--- Requirement ---
Output every record below exactly as it appears.

--- Dataset entries ---

------------------------------------------------------------------------

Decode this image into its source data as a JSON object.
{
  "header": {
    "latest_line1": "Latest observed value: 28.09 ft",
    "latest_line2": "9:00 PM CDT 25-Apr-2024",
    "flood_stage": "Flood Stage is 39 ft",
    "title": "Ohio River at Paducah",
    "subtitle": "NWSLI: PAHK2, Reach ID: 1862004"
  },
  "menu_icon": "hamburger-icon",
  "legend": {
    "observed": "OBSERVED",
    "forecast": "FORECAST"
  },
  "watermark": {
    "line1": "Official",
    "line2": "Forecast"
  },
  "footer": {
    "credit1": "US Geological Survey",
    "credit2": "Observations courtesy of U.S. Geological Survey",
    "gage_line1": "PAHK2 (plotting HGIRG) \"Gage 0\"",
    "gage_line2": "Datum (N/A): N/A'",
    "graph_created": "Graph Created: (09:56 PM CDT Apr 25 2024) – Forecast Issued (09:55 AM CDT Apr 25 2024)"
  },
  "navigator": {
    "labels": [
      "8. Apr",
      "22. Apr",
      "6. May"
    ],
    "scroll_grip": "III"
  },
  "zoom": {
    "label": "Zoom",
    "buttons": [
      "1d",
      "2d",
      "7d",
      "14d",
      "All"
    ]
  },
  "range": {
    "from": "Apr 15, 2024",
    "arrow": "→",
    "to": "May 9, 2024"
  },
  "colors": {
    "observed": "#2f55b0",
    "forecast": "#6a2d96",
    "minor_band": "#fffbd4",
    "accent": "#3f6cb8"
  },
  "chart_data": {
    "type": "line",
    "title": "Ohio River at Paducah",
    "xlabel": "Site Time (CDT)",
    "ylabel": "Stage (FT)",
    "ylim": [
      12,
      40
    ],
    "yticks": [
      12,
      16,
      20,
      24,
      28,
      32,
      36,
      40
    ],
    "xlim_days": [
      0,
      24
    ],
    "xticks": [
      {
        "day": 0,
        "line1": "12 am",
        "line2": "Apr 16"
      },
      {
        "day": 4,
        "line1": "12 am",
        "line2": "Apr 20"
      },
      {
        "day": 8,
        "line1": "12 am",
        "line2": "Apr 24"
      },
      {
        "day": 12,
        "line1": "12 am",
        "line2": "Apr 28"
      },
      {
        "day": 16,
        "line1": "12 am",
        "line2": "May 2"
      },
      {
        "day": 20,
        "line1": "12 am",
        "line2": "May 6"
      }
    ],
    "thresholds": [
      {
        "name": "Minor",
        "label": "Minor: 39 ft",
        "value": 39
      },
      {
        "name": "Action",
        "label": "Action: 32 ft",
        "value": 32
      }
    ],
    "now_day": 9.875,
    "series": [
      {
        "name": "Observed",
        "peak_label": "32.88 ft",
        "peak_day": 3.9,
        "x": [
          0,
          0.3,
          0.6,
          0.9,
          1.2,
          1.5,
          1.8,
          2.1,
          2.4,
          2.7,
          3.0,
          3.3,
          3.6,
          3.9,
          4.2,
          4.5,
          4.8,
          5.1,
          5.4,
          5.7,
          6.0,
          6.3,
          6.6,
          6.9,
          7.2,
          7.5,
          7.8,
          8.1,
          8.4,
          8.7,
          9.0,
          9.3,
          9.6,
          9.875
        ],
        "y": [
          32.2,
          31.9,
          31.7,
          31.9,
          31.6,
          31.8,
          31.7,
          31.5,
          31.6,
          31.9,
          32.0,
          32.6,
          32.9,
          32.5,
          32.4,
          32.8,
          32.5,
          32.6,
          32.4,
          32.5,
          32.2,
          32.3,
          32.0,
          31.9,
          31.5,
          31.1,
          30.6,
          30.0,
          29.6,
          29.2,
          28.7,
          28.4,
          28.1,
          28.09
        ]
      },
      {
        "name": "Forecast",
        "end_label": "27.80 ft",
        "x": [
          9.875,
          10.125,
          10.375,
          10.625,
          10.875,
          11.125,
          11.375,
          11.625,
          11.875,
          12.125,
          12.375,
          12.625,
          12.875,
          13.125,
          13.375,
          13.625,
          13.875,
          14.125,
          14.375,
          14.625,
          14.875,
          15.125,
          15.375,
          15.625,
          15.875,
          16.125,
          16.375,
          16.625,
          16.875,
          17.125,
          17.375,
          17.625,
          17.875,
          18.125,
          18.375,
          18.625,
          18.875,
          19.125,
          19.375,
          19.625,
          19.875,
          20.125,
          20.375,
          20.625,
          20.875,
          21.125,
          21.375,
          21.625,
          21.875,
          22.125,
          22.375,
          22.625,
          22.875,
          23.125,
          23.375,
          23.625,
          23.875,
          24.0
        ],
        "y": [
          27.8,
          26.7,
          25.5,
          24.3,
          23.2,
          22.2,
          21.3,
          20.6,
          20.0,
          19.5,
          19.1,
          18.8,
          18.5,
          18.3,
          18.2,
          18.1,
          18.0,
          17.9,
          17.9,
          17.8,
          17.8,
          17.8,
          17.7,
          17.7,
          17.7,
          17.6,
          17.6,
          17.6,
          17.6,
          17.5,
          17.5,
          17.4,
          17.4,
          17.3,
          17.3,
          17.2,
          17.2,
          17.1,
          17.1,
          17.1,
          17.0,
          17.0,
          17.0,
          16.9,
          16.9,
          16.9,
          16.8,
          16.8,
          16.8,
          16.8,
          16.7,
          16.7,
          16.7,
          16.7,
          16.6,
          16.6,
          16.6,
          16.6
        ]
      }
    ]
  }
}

------------------------------------------------------------------------

--- In response ---
Decode this image into its source data as a JSON object.
{
  "header": {
    "latest_line1": "Latest observed value: 28.09 ft",
    "latest_line2": "9:00 PM CDT 25-Apr-2024",
    "flood_stage": "Flood Stage is 39 ft",
    "title": "Ohio River at Paducah",
    "subtitle": "NWSLI: PAHK2, Reach ID: 1862004"
  },
  "menu_icon": "hamburger-icon",
  "legend": {
    "observed": "OBSERVED",
    "forecast": "FORECAST"
  },
  "watermark": {
    "line1": "Official",
    "line2": "Forecast"
  },
  "footer": {
    "credit1": "US Geological Survey",
    "credit2": "Observations courtesy of U.S. Geological Survey",
    "gage_line1": "PAHK2 (plotting HGIRG) \"Gage 0\"",
    "gage_line2": "Datum (N/A): N/A'",
    "graph_created": "Graph Created: (09:56 PM CDT Apr 25 2024) – Forecast Issued (09:55 AM CDT Apr 25 2024)"
  },
  "navigator": {
    "labels": [
      "8. Apr",
      "22. Apr",
      "6. May"
    ],
    "scroll_grip": "III"
  },
  "zoom": {
    "label": "Zoom",
    "buttons": [
      "1d",
      "2d",
      "7d",
      "14d",
      "All"
    ]
  },
  "range": {
    "from": "Apr 15, 2024",
    "arrow": "→",
    "to": "May 9, 2024"
  },
  "colors": {
    "observed": "#2f55b0",
    "forecast": "#6a2d96",
    "minor_band": "#fffbd4",
    "accent": "#3f6cb8"
  },
  "chart_data": {
    "type": "line",
    "title": "Ohio River at Paducah",
    "xlabel": "Site Time (CDT)",
    "ylabel": "Stage (FT)",
    "ylim": [
      12,
      40
    ],
    "yticks": [
      12,
      16,
      20,
      24,
      28,
      32,
      36,
      40
    ],
    "xlim_days": [
      0,
      24
    ],
    "xticks": [
      {
        "day": 0,
        "line1": "12 am",
        "line2": "Apr 16"
      },
      {
        "day": 4,
        "line1": "12 am",
        "line2": "Apr 20"
      },
      {
        "day": 8,
        "line1": "12 am",
        "line2": "Apr 24"
      },
      {
        "day": 12,
        "line1": "12 am",
        "line2": "Apr 28"
      },
      {
        "day": 16,
        "line1": "12 am",
        "line2": "May 2"
      },
      {
        "day": 20,
        "line1": "12 am",
        "line2": "May 6"
      }
    ],
    "thresholds": [
      {
        "name": "Minor",
        "label": "Minor: 39 ft",
        "value": 39
      },
      {
        "name": "Action",
        "label": "Action: 32 ft",
        "value": 32
      }
    ],
    "now_day": 9.875,
    "series": [
      {
        "name": "Observed",
        "peak_label": "32.88 ft",
        "peak_day": 3.9,
        "x": [
          0,
          0.3,
          0.6,
          0.9,
          1.2,
          1.5,
          1.8,
          2.1,
          2.4,
          2.7,
          3.0,
          3.3,
          3.6,
          3.9,
          4.2,
          4.5,
          4.8,
          5.1,
          5.4,
          5.7,
          6.0,
          6.3,
          6.6,
          6.9,
          7.2,
          7.5,
          7.8,
          8.1,
          8.4,
          8.7,
          9.0,
          9.3,
          9.6,
          9.875
        ],
        "y": [
          32.2,
          31.9,
          31.7,
          31.9,
          31.6,
          31.8,
          31.7,
          31.5,
          31.6,
          31.9,
          32.0,
          32.6,
          32.9,
          32.5,
          32.4,
          32.8,
          32.5,
          32.6,
          32.4,
          32.5,
          32.2,
          32.3,
          32.0,
          31.9,
          31.5,
          31.1,
          30.6,
          30.0,
          29.6,
          29.2,
          28.7,
          28.4,
          28.1,
          28.09
        ]
      },
      {
        "name": "Forecast",
        "end_label": "27.80 ft",
        "x": [
          9.875,
          10.125,
          10.375,
          10.625,
          10.875,
          11.125,
          11.375,
          11.625,
          11.875,
          12.125,
          12.375,
          12.625,
          12.875,
          13.125,
          13.375,
          13.625,
          13.875,
          14.125,
          14.375,
          14.625,
          14.875,
          15.125,
          15.375,
          15.625,
          15.875,
          16.125,
          16.375,
          16.625,
          16.875,
          17.125,
          17.375,
          17.625,
          17.875,
          18.125,
          18.375,
          18.625,
          18.875,
          19.125,
          19.375,
          19.625,
          19.875,
          20.125,
          20.375,
          20.625,
          20.875,
          21.125,
          21.375,
          21.625,
          21.875,
          22.125,
          22.375,
          22.625,
          22.875,
          23.125,
          23.375,
          23.625,
          23.875,
          24.0
        ],
        "y": [
          27.8,
          26.7,
          25.5,
          24.3,
          23.2,
          22.2,
          21.3,
          20.6,
          20.0,
          19.5,
          19.1,
          18.8,
          18.5,
          18.3,
          18.2,
          18.1,
          18.0,
          17.9,
          17.9,
          17.8,
          17.8,
          17.8,
          17.7,
          17.7,
          17.7,
          17.6,
          17.6,
          17.6,
          17.6,
          17.5,
          17.5,
          17.4,
          17.4,
          17.3,
          17.3,
          17.2,
          17.2,
          17.1,
          17.1,
          17.1,
          17.0,
          17.0,
          17.0,
          16.9,
          16.9,
          16.9,
          16.8,
          16.8,
          16.8,
          16.8,
          16.7,
          16.7,
          16.7,
          16.7,
          16.6,
          16.6,
          16.6,
          16.6
        ]
      }
    ]
  }
}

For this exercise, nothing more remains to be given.